(Given problem) Return the records word for word. Any pictures in them are not part of the copy.

(Information shown)
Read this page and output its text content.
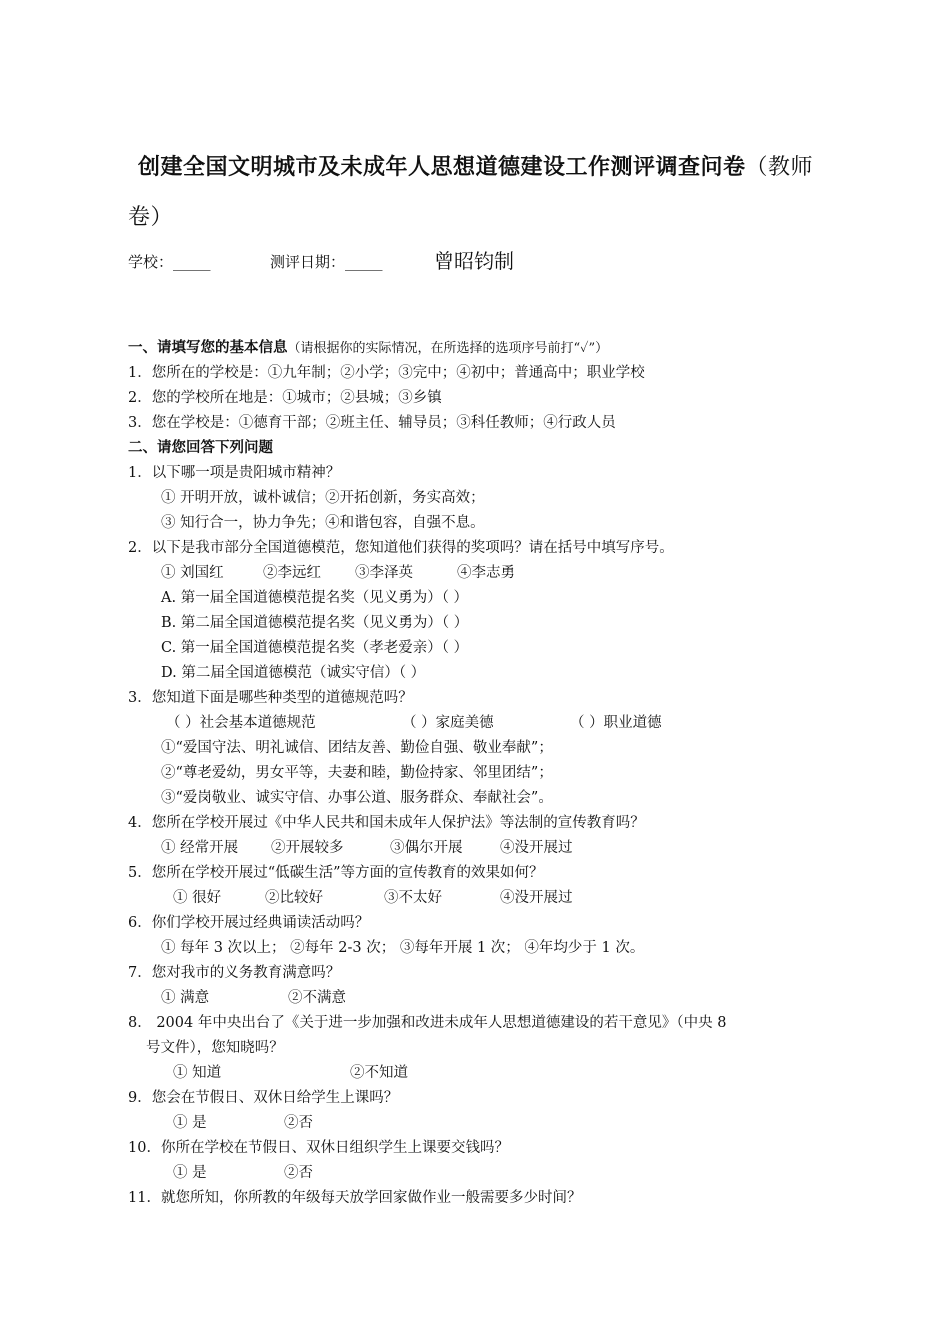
创建全国文明城市及未成年人思想道德建设工作测评调查问卷（教师
卷）
学校：_____	测评日期：_____	曾昭钧制
一、请填写您的基本信息（请根据你的实际情况，在所选择的选项序号前打“✓”）
1．您所在的学校是：①九年制；②小学；③完中；④初中；普通高中；职业学校
2．您的学校所在地是：①城市；②县城；③乡镇
3．您在学校是：①德育干部；②班主任、辅导员；③科任教师；④行政人员
二、请您回答下列问题
1．以下哪一项是贵阳城市精神？
① 开明开放，诚朴诚信；②开拓创新，务实高效；
③ 知行合一，协力争先；④和谐包容，自强不息。
2．以下是我市部分全国道德模范，您知道他们获得的奖项吗？请在括号中填写序号。
① 刘国红	②李远红 ③李泽英	④李志勇
A. 第一届全国道德模范提名奖（见义勇为）（ ）
B. 第二届全国道德模范提名奖（见义勇为）（ ）
C. 第一届全国道德模范提名奖（孝老爱亲）（ ）
D. 第二届全国道德模范（诚实守信）（ ）
3．您知道下面是哪些种类型的道德规范吗？
（ ）社会基本道德规范	（ ）家庭美德	（ ）职业道德
①“爱国守法、明礼诚信、团结友善、勤俭自强、敬业奉献”；
②“尊老爱幼，男女平等，夫妻和睦，勤俭持家、邻里团结”；
③“爱岗敬业、诚实守信、办事公道、服务群众、奉献社会”。
4．您所在学校开展过《中华人民共和国未成年人保护法》等法制的宣传教育吗？
① 经常开展 ②开展较多	③偶尔开展	④没开展过
5．您所在学校开展过“低碳生活”等方面的宣传教育的效果如何？
① 很好	②比较好	③不太好	④没开展过
6．你们学校开展过经典诵读活动吗？
① 每年 3 次以上； ②每年 2-3 次； ③每年开展 1 次； ④年均少于 1 次。
7．您对我市的义务教育满意吗？
① 满意	②不满意
8． 2004 年中央出台了《关于进一步加强和改进未成年人思想道德建设的若干意见》（中央 8
号文件），您知晓吗？
① 知道	②不知道
9．您会在节假日、双休日给学生上课吗？
① 是	②否
10．你所在学校在节假日、双休日组织学生上课要交钱吗？
① 是	②否
11．就您所知，你所教的年级每天放学回家做作业一般需要多少时间？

(Exercise response)
Read this page and output its text content.
创建全国文明城市及未成年人思想道德建设工作测评调查问卷（教师
卷）
学校：_____	测评日期：_____	曾昭钧制
一、请填写您的基本信息（请根据你的实际情况，在所选择的选项序号前打“✓”）
1．您所在的学校是：①九年制；②小学；③完中；④初中；普通高中；职业学校
2．您的学校所在地是：①城市；②县城；③乡镇
3．您在学校是：①德育干部；②班主任、辅导员；③科任教师；④行政人员
二、请您回答下列问题
1．以下哪一项是贵阳城市精神？
① 开明开放，诚朴诚信；②开拓创新，务实高效；
③ 知行合一，协力争先；④和谐包容，自强不息。
2．以下是我市部分全国道德模范，您知道他们获得的奖项吗？请在括号中填写序号。
① 刘国红	②李远红 ③李泽英	④李志勇
A. 第一届全国道德模范提名奖（见义勇为）（ ）
B. 第二届全国道德模范提名奖（见义勇为）（ ）
C. 第一届全国道德模范提名奖（孝老爱亲）（ ）
D. 第二届全国道德模范（诚实守信）（ ）
3．您知道下面是哪些种类型的道德规范吗？
（ ）社会基本道德规范	（ ）家庭美德	（ ）职业道德
①“爱国守法、明礼诚信、团结友善、勤俭自强、敬业奉献”；
②“尊老爱幼，男女平等，夫妻和睦，勤俭持家、邻里团结”；
③“爱岗敬业、诚实守信、办事公道、服务群众、奉献社会”。
4．您所在学校开展过《中华人民共和国未成年人保护法》等法制的宣传教育吗？
① 经常开展 ②开展较多	③偶尔开展	④没开展过
5．您所在学校开展过“低碳生活”等方面的宣传教育的效果如何？
① 很好	②比较好	③不太好	④没开展过
6．你们学校开展过经典诵读活动吗？
① 每年 3 次以上； ②每年 2-3 次； ③每年开展 1 次； ④年均少于 1 次。
7．您对我市的义务教育满意吗？
① 满意	②不满意
8． 2004 年中央出台了《关于进一步加强和改进未成年人思想道德建设的若干意见》（中央 8
号文件），您知晓吗？
① 知道	②不知道
9．您会在节假日、双休日给学生上课吗？
① 是	②否
10．你所在学校在节假日、双休日组织学生上课要交钱吗？
① 是	②否
11．就您所知，你所教的年级每天放学回家做作业一般需要多少时间？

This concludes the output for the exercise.